** Start of Material **

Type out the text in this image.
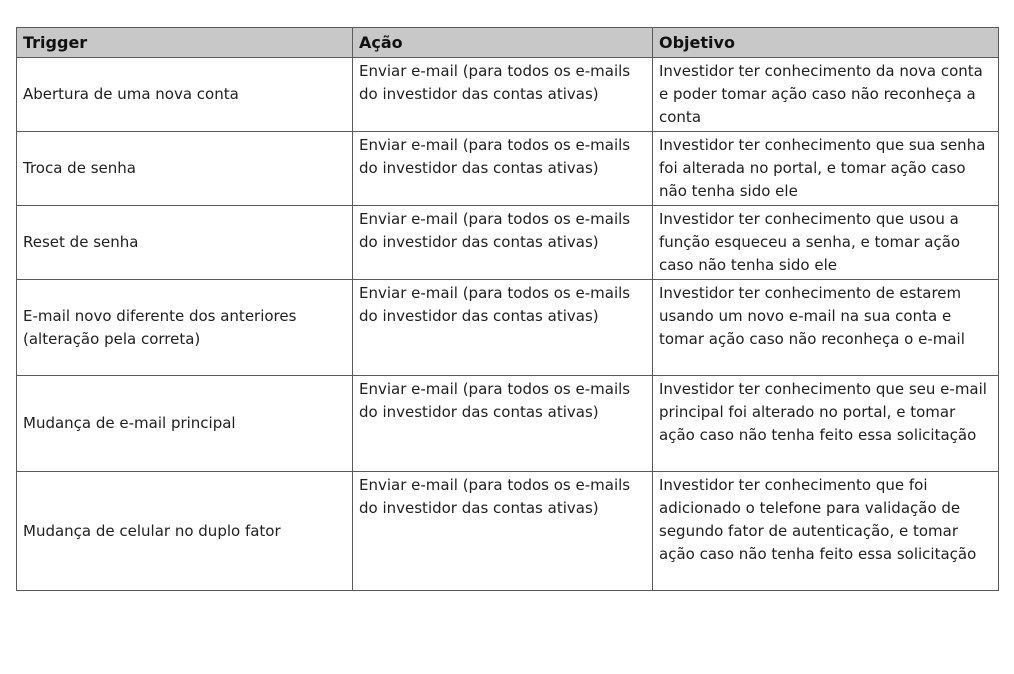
Trigger	Ação	Objetivo
Abertura de uma nova conta	Enviar e-mail (para todos os e-mails do investidor das contas ativas)	Investidor ter conhecimento da nova conta e poder tomar ação caso não reconheça a conta
Troca de senha	Enviar e-mail (para todos os e-mails do investidor das contas ativas)	Investidor ter conhecimento que sua senha foi alterada no portal, e tomar ação caso não tenha sido ele
Reset de senha	Enviar e-mail (para todos os e-mails do investidor das contas ativas)	Investidor ter conhecimento que usou a função esqueceu a senha, e tomar ação caso não tenha sido ele
E-mail novo diferente dos anteriores (alteração pela correta)	Enviar e-mail (para todos os e-mails do investidor das contas ativas)	Investidor ter conhecimento de estarem usando um novo e-mail na sua conta e tomar ação caso não reconheça o e-mail
Mudança de e-mail principal	Enviar e-mail (para todos os e-mails do investidor das contas ativas)	Investidor ter conhecimento que seu e-mail principal foi alterado no portal, e tomar ação caso não tenha feito essa solicitação
Mudança de celular no duplo fator	Enviar e-mail (para todos os e-mails do investidor das contas ativas)	Investidor ter conhecimento que foi adicionado o telefone para validação de segundo fator de autenticação, e tomar ação caso não tenha feito essa solicitação
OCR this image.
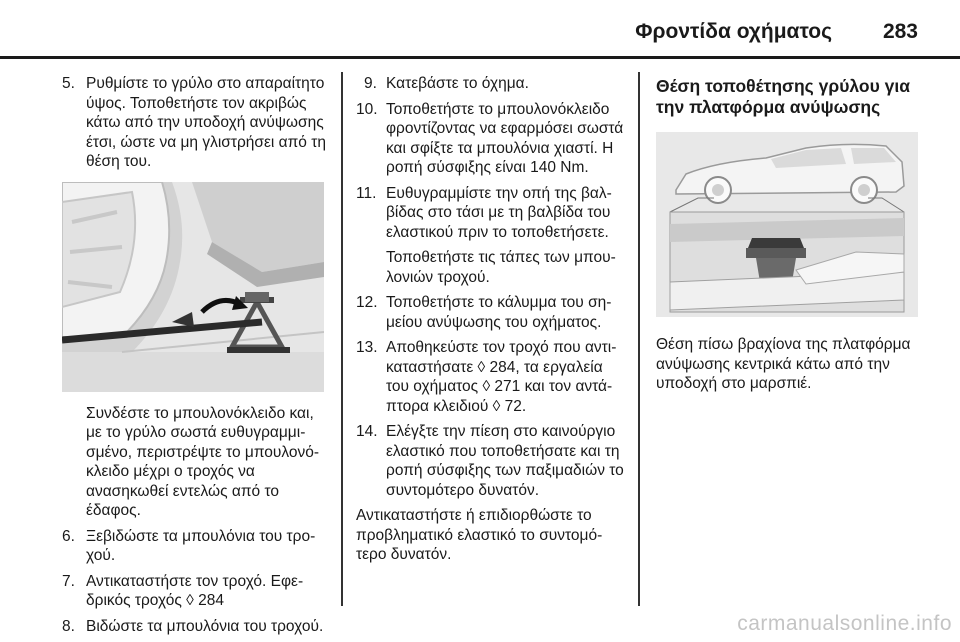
Φροντίδα οχήματος 283
5. Ρυθμίστε το γρύλο στο απαραίτητο ύψος. Τοποθετήστε τον ακριβώς κάτω από την υποδοχή ανύψωσης έτσι, ώστε να μη γλιστρήσει από τη θέση του.
Συνδέστε το μπουλονόκλειδο και, με το γρύλο σωστά ευθυγραμμισμένο, περιστρέψτε το μπουλονόκλειδο μέχρι ο τροχός να ανασηκωθεί εντελώς από το έδαφος.
6. Ξεβιδώστε τα μπουλόνια του τροχού.
7. Αντικαταστήστε τον τροχό. Εφεδρικός τροχός ◊ 284
8. Βιδώστε τα μπουλόνια του τροχού.
9. Κατεβάστε το όχημα.
10. Τοποθετήστε το μπουλονόκλειδο φροντίζοντας να εφαρμόσει σωστά και σφίξτε τα μπουλόνια χιαστί. Η ροπή σύσφιξης είναι 140 Nm.
11. Ευθυγραμμίστε την οπή της βαλβίδας στο τάσι με τη βαλβίδα του ελαστικού πριν το τοποθετήσετε.
Τοποθετήστε τις τάπες των μπουλονιών τροχού.
12. Τοποθετήστε το κάλυμμα του σημείου ανύψωσης του οχήματος.
13. Αποθηκεύστε τον τροχό που αντικαταστήσατε ◊ 284, τα εργαλεία του οχήματος ◊ 271 και τον αντάπτορα κλειδιού ◊ 72.
14. Ελέγξτε την πίεση στο καινούργιο ελαστικό που τοποθετήσατε και τη ροπή σύσφιξης των παξιμαδιών το συντομότερο δυνατόν.
Αντικαταστήστε ή επιδιορθώστε το προβληματικό ελαστικό το συντομότερο δυνατόν.
Θέση τοποθέτησης γρύλου για την πλατφόρμα ανύψωσης
Θέση πίσω βραχίονα της πλατφόρμα ανύψωσης κεντρικά κάτω από την υποδοχή στο μαρσπιέ.
carmanualsonline.info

** End of Material **

#### Aim:
Copy all lines of the material above where the string "σωστά" occurs.

#### Exercise answer:
Συνδέστε το μπουλονόκλειδο και, με το γρύλο σωστά ευθυγραμμισμένο, περιστρέψτε το μπουλονόκλειδο μέχρι ο τροχός να ανασηκωθεί εντελώς από το έδαφος.
10. Τοποθετήστε το μπουλονόκλειδο φροντίζοντας να εφαρμόσει σωστά και σφίξτε τα μπουλόνια χιαστί. Η ροπή σύσφιξης είναι 140 Nm.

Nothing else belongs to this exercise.